| TASK TO COMPLETE |
Reproduce the full passage below about the new Covid-19 variant, word for word.

| SUPPLIED PASSAGE |
When the entire world is limping back to normalcy from the series of waves of the Wuhan—originated Covid-19 virus, another variant has hit human life. Another round of the game has started pushing entire life towards uncertainity. Be cautious but don’t panic is the common message everyone is trying to give. How should we analyse and approach this situation, and what are the lessons from the previous waves?
Like the earlier waves, attempt to exonerate and absolve the new coercive power – Communist China. The World Health Organisation (WHO), which has been using the Greek alphabet to name Coronavirus strains, has conveniently skipped the two letters Nu and Xi and jumped to Omicron. This step itself is a sign of Chinese penetration and influence in the WHO. To avoid even a distant connection of the variant with the Chinese President’s name is nothing but another attempt of whitewashing the original sin of inflicting global catastrophe by the non-transparent and manipulative Communist regime. Though blaming China is not going to solve the problem, identifying the origin of both the versions of SARS-CoV-1 and 2 from the same country can help us in fixing the responsibility and accountability.

| RECORD SET |
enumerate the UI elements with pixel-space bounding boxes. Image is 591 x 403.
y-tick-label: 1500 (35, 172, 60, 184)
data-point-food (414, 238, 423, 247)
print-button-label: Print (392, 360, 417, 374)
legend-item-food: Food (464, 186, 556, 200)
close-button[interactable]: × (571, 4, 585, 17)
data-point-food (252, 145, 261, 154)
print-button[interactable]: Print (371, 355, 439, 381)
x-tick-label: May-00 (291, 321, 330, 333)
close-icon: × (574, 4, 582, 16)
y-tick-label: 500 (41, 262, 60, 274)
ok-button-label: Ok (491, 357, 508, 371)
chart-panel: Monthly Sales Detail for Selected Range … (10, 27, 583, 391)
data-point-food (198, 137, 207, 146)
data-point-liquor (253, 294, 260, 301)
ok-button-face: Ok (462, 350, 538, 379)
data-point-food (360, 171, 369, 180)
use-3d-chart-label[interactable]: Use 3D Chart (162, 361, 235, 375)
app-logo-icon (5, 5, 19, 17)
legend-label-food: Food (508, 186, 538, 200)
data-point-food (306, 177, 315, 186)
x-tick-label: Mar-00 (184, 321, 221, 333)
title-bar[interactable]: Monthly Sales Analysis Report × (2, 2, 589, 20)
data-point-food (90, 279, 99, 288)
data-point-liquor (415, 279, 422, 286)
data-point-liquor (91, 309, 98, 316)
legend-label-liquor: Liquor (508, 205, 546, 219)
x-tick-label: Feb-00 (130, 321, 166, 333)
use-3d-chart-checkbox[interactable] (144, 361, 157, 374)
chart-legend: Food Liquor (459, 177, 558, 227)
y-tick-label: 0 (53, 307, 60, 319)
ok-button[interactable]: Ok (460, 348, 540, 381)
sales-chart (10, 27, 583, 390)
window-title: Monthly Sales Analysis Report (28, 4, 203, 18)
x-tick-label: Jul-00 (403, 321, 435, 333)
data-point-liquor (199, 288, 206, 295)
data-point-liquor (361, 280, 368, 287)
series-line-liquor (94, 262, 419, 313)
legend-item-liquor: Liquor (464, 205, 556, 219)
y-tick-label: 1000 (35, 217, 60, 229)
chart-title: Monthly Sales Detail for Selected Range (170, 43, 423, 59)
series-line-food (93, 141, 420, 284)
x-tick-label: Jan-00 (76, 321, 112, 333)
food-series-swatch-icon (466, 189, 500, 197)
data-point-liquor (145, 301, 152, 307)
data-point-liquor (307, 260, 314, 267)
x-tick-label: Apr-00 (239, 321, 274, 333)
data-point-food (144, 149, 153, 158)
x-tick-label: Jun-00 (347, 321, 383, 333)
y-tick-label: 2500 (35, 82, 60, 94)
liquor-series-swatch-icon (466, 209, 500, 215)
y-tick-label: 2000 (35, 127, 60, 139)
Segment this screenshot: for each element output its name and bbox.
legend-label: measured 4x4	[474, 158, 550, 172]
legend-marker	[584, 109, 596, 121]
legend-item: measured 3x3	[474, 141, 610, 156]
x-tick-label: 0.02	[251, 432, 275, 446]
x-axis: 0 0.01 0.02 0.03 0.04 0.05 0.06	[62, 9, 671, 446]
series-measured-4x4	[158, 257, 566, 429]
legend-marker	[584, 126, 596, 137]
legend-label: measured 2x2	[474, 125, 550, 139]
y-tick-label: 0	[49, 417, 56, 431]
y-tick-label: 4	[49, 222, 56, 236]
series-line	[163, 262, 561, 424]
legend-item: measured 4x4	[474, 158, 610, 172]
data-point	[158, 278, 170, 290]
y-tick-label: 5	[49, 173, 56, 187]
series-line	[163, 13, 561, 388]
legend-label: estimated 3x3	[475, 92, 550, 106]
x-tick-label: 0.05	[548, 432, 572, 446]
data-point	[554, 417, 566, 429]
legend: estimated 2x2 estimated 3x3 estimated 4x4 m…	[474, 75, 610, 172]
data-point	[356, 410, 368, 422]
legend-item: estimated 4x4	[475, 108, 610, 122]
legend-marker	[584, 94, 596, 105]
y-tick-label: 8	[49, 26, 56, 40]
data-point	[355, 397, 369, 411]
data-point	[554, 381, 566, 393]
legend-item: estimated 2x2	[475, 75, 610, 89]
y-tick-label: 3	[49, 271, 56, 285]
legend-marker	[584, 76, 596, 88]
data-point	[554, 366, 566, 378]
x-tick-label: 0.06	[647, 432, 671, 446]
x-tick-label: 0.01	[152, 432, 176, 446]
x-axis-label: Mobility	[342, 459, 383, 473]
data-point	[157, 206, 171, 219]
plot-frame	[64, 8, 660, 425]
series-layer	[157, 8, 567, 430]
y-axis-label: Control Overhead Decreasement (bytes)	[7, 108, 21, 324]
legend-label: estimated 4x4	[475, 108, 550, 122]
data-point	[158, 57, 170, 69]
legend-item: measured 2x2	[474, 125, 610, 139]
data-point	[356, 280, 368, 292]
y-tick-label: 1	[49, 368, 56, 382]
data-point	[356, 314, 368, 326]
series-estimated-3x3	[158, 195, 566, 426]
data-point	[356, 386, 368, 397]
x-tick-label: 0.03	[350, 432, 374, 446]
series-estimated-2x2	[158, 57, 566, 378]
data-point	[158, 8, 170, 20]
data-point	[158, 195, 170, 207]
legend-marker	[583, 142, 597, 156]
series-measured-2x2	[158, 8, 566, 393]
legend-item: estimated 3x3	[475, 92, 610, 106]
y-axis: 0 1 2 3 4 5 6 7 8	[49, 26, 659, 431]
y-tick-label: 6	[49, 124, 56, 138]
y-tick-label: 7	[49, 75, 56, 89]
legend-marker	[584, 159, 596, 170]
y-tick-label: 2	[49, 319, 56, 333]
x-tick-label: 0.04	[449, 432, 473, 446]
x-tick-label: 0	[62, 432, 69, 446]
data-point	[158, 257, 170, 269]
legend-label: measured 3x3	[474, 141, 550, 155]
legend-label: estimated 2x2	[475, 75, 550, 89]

| SOLVED EXERCISE |
When the entire world is limping back to normalcy from the series of waves of the Wuhan—originated Covid-19 virus, another variant has hit human life. Another round of the game has started pushing entire life towards uncertainity. Be cautious but don’t panic is the common message everyone is trying to give. How should we analyse and approach this situation, and what are the lessons from the previous waves?
Like the earlier waves, attempt to exonerate and absolve the new coercive power – Communist China. The World Health Organisation (WHO), which has been using the Greek alphabet to name Coronavirus strains, has conveniently skipped the two letters Nu and Xi and jumped to Omicron. This step itself is a sign of Chinese penetration and influence in the WHO. To avoid even a distant connection of the variant with the Chinese President’s name is nothing but another attempt of whitewashing the original sin of inflicting global catastrophe by the non-transparent and manipulative Communist regime. Though blaming China is not going to solve the problem, identifying the origin of both the versions of SARS-CoV-1 and 2 from the same country can help us in fixing the responsibility and accountability.